(Source data)
..............................
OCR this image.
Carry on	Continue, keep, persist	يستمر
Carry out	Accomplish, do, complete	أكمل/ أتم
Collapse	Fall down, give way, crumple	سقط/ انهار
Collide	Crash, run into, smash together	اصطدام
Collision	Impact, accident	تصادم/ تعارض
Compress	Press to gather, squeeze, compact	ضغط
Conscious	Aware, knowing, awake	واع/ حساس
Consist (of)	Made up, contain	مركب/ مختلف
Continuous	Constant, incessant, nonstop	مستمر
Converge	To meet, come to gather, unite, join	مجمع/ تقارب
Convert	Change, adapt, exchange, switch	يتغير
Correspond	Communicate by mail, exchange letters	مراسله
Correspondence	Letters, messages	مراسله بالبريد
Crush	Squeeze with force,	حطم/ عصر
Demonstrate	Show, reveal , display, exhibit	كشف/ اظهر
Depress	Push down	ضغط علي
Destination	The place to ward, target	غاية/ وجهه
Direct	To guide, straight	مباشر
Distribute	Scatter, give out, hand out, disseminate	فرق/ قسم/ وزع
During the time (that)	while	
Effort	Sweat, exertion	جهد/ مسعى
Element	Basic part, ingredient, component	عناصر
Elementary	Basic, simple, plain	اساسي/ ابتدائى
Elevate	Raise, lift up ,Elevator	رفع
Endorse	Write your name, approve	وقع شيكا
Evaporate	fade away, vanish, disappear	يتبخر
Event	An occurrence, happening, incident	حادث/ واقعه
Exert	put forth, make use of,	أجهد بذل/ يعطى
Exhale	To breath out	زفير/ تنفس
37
..............................
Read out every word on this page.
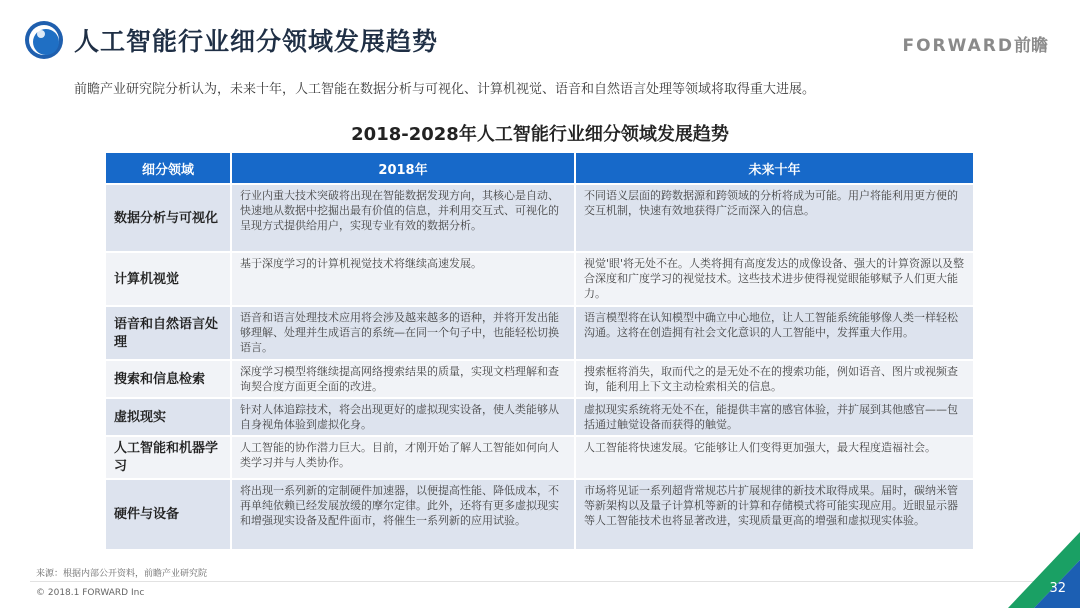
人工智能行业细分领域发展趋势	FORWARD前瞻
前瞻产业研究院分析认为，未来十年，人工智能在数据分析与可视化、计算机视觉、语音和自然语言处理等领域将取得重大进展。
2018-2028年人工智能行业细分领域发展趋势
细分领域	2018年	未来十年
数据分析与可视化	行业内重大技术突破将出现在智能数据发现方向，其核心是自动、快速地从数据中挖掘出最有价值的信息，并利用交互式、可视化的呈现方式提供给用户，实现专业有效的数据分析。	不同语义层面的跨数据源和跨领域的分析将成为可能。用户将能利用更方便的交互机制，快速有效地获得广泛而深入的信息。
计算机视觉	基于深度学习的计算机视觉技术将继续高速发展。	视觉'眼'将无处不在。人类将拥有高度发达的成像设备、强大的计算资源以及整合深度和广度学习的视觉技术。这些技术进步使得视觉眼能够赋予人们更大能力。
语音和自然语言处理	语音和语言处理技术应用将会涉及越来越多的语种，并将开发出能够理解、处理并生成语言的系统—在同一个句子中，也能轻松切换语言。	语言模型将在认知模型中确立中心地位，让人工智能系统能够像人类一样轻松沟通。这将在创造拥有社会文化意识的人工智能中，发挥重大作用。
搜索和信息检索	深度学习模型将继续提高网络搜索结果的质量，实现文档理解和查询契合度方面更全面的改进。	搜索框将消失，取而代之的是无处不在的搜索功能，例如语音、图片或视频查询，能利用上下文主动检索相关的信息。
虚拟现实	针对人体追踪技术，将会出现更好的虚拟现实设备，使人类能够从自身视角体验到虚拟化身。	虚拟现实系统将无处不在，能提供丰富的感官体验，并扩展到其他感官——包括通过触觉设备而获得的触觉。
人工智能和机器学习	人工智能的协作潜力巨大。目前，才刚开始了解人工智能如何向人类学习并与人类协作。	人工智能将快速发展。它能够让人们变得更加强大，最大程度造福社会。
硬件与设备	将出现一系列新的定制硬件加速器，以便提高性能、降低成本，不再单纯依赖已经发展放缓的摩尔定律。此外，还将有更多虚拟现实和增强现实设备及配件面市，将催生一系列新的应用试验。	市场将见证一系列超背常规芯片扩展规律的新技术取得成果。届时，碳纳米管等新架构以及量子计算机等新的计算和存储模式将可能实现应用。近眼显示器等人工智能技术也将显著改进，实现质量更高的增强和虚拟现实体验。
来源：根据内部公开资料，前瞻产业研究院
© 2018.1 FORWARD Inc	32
..............................
Problem details:
From the listing above, copy all lines holding the word "exchange".

The solution:
Convert	Change, adapt, exchange, switch	يتغير
Correspond	Communicate by mail, exchange letters	مراسله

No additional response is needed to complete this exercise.